Give every line again exactly as it appears, please, but not the pictures.

## [Supplied entries]
------------------------------

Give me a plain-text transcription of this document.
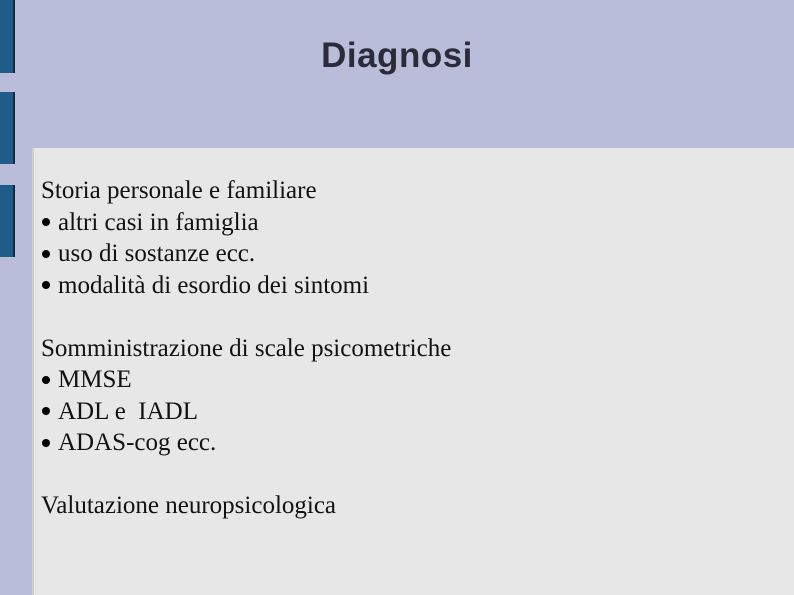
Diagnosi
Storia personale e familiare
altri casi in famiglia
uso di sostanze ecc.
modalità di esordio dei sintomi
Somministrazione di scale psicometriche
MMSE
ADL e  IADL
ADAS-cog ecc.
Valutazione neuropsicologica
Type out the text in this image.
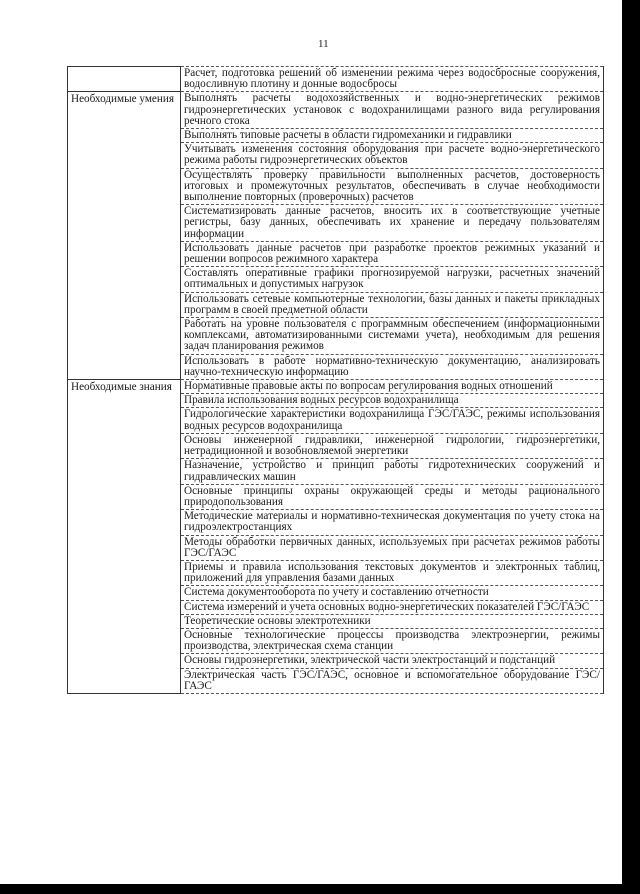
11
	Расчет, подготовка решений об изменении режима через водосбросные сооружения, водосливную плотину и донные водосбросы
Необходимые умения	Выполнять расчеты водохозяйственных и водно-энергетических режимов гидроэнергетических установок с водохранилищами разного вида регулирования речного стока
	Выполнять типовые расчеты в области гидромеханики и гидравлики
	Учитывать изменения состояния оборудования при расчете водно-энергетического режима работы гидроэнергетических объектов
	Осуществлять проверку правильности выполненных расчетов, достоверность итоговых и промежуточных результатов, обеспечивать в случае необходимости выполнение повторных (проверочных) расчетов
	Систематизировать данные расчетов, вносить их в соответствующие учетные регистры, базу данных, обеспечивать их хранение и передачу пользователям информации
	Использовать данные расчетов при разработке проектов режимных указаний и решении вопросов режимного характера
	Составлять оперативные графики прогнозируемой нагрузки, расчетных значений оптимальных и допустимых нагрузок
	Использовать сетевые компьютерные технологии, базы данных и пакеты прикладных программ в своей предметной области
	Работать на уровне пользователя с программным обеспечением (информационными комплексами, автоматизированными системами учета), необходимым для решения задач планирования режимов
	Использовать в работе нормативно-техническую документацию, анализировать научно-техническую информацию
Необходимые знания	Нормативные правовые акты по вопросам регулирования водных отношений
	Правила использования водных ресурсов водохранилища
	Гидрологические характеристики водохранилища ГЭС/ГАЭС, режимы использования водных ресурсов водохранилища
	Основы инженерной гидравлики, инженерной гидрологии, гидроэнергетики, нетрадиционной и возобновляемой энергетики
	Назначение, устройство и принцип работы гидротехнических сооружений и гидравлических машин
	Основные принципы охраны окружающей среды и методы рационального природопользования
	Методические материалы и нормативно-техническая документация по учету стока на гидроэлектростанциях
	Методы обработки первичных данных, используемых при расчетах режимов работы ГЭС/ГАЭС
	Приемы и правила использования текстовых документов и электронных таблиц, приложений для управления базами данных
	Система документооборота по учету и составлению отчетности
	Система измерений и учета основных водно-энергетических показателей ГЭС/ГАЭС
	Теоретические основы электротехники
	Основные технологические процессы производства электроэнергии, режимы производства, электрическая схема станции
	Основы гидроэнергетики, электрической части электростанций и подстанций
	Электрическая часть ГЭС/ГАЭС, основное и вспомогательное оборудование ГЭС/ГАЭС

------------------------------

## [Completed task]
Give me a plain-text transcription of this document.
Diagnosi
Storia personale e familiare
altri casi in famiglia
uso di sostanze ecc.
modalità di esordio dei sintomi
Somministrazione di scale psicometriche
MMSE
ADL e  IADL
ADAS-cog ecc.
Valutazione neuropsicologica
Type out the text in this image.
11
	Расчет, подготовка решений об изменении режима через водосбросные сооружения, водосливную плотину и донные водосбросы
Необходимые умения	Выполнять расчеты водохозяйственных и водно-энергетических режимов гидроэнергетических установок с водохранилищами разного вида регулирования речного стока
	Выполнять типовые расчеты в области гидромеханики и гидравлики
	Учитывать изменения состояния оборудования при расчете водно-энергетического режима работы гидроэнергетических объектов
	Осуществлять проверку правильности выполненных расчетов, достоверность итоговых и промежуточных результатов, обеспечивать в случае необходимости выполнение повторных (проверочных) расчетов
	Систематизировать данные расчетов, вносить их в соответствующие учетные регистры, базу данных, обеспечивать их хранение и передачу пользователям информации
	Использовать данные расчетов при разработке проектов режимных указаний и решении вопросов режимного характера
	Составлять оперативные графики прогнозируемой нагрузки, расчетных значений оптимальных и допустимых нагрузок
	Использовать сетевые компьютерные технологии, базы данных и пакеты прикладных программ в своей предметной области
	Работать на уровне пользователя с программным обеспечением (информационными комплексами, автоматизированными системами учета), необходимым для решения задач планирования режимов
	Использовать в работе нормативно-техническую документацию, анализировать научно-техническую информацию
Необходимые знания	Нормативные правовые акты по вопросам регулирования водных отношений
	Правила использования водных ресурсов водохранилища
	Гидрологические характеристики водохранилища ГЭС/ГАЭС, режимы использования водных ресурсов водохранилища
	Основы инженерной гидравлики, инженерной гидрологии, гидроэнергетики, нетрадиционной и возобновляемой энергетики
	Назначение, устройство и принцип работы гидротехнических сооружений и гидравлических машин
	Основные принципы охраны окружающей среды и методы рационального природопользования
	Методические материалы и нормативно-техническая документация по учету стока на гидроэлектростанциях
	Методы обработки первичных данных, используемых при расчетах режимов работы ГЭС/ГАЭС
	Приемы и правила использования текстовых документов и электронных таблиц, приложений для управления базами данных
	Система документооборота по учету и составлению отчетности
	Система измерений и учета основных водно-энергетических показателей ГЭС/ГАЭС
	Теоретические основы электротехники
	Основные технологические процессы производства электроэнергии, режимы производства, электрическая схема станции
	Основы гидроэнергетики, электрической части электростанций и подстанций
	Электрическая часть ГЭС/ГАЭС, основное и вспомогательное оборудование ГЭС/ГАЭС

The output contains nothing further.